* **Work instructions**: Quote the entries that follow exactly, leaving none out.

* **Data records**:
☆ ☆ ☆ ☆ ☆ ☆ ☆
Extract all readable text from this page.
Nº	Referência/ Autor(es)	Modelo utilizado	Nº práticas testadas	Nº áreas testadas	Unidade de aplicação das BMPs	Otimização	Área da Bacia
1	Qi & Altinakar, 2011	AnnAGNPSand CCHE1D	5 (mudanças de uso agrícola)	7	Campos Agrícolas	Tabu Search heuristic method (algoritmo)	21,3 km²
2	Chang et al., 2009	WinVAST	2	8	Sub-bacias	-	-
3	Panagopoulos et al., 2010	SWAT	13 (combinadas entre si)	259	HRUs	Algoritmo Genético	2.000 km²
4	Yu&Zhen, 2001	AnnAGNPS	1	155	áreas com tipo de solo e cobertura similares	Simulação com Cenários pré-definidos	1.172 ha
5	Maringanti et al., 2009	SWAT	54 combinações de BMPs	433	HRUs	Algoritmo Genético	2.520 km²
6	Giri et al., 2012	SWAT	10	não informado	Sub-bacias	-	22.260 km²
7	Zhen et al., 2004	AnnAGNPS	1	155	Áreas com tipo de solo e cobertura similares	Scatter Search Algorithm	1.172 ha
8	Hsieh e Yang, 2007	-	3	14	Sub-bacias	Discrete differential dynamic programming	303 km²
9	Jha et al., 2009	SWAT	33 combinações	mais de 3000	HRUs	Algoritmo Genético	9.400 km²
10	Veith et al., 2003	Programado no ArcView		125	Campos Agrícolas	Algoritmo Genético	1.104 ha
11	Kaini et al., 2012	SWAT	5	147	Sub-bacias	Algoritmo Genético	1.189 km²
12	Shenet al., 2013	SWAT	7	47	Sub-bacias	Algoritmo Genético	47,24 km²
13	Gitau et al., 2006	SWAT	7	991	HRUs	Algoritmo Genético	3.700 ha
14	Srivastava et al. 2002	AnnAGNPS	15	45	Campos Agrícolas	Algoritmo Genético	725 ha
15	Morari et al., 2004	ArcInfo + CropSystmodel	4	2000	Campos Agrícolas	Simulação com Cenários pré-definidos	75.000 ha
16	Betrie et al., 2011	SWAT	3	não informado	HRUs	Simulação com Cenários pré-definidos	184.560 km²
☆ ☆ ☆ ☆ ☆ ☆ ☆
* **Written response**:
Extract all readable text from this page.
Nº	Referência/ Autor(es)	Modelo utilizado	Nº práticas testadas	Nº áreas testadas	Unidade de aplicação das BMPs	Otimização	Área da Bacia
1	Qi & Altinakar, 2011	AnnAGNPSand CCHE1D	5 (mudanças de uso agrícola)	7	Campos Agrícolas	Tabu Search heuristic method (algoritmo)	21,3 km²
2	Chang et al., 2009	WinVAST	2	8	Sub-bacias	-	-
3	Panagopoulos et al., 2010	SWAT	13 (combinadas entre si)	259	HRUs	Algoritmo Genético	2.000 km²
4	Yu&Zhen, 2001	AnnAGNPS	1	155	áreas com tipo de solo e cobertura similares	Simulação com Cenários pré-definidos	1.172 ha
5	Maringanti et al., 2009	SWAT	54 combinações de BMPs	433	HRUs	Algoritmo Genético	2.520 km²
6	Giri et al., 2012	SWAT	10	não informado	Sub-bacias	-	22.260 km²
7	Zhen et al., 2004	AnnAGNPS	1	155	Áreas com tipo de solo e cobertura similares	Scatter Search Algorithm	1.172 ha
8	Hsieh e Yang, 2007	-	3	14	Sub-bacias	Discrete differential dynamic programming	303 km²
9	Jha et al., 2009	SWAT	33 combinações	mais de 3000	HRUs	Algoritmo Genético	9.400 km²
10	Veith et al., 2003	Programado no ArcView		125	Campos Agrícolas	Algoritmo Genético	1.104 ha
11	Kaini et al., 2012	SWAT	5	147	Sub-bacias	Algoritmo Genético	1.189 km²
12	Shenet al., 2013	SWAT	7	47	Sub-bacias	Algoritmo Genético	47,24 km²
13	Gitau et al., 2006	SWAT	7	991	HRUs	Algoritmo Genético	3.700 ha
14	Srivastava et al. 2002	AnnAGNPS	15	45	Campos Agrícolas	Algoritmo Genético	725 ha
15	Morari et al., 2004	ArcInfo + CropSystmodel	4	2000	Campos Agrícolas	Simulação com Cenários pré-definidos	75.000 ha
16	Betrie et al., 2011	SWAT	3	não informado	HRUs	Simulação com Cenários pré-definidos	184.560 km²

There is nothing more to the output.